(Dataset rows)
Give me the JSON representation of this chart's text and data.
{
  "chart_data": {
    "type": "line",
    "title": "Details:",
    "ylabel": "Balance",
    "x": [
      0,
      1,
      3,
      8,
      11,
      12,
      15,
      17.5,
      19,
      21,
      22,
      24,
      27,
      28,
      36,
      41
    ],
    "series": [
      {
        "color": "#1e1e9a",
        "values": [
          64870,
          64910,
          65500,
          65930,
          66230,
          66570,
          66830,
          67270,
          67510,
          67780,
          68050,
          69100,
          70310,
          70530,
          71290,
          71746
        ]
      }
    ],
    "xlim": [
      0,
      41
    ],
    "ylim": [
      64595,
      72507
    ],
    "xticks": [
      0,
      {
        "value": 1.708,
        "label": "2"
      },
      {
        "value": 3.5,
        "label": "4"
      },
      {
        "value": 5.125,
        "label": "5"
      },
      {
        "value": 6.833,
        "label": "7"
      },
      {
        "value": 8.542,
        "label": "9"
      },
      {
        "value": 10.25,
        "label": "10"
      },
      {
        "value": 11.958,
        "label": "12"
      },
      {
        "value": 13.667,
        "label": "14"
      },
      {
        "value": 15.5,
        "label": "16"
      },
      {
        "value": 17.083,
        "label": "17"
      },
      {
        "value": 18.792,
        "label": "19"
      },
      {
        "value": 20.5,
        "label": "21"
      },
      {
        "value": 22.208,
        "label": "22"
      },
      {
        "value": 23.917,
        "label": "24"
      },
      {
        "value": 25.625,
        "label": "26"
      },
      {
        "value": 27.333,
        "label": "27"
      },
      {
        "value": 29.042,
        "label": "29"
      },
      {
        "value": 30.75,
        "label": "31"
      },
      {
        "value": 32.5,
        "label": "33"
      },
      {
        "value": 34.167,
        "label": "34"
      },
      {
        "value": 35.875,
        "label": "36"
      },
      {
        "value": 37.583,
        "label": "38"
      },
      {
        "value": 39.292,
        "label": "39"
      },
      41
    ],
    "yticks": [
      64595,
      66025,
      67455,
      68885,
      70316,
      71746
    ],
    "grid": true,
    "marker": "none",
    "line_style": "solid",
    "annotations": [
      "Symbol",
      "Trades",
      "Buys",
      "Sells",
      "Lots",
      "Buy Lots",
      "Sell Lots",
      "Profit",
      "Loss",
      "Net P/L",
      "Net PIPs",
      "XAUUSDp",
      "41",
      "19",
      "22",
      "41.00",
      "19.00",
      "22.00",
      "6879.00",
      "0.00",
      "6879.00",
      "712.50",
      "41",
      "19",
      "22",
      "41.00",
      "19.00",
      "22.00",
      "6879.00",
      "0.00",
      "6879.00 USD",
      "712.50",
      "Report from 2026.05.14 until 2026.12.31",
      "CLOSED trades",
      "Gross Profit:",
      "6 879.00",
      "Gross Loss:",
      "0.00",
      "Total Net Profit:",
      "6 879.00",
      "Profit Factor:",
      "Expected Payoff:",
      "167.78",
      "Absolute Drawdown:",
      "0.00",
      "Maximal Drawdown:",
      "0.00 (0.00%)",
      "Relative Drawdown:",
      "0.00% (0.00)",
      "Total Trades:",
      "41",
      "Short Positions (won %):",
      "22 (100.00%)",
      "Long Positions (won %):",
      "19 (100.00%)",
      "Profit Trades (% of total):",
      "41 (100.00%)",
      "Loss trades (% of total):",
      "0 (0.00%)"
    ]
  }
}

__AIM__. Scan the listing above. Gather each line that contains the word "Profit".

__ANSWER FOR THIS EXERCISE__.
      "Profit",
      "Gross Profit:",
      "Total Net Profit:",
      "Profit Factor:",
      "Profit Trades (% of total):",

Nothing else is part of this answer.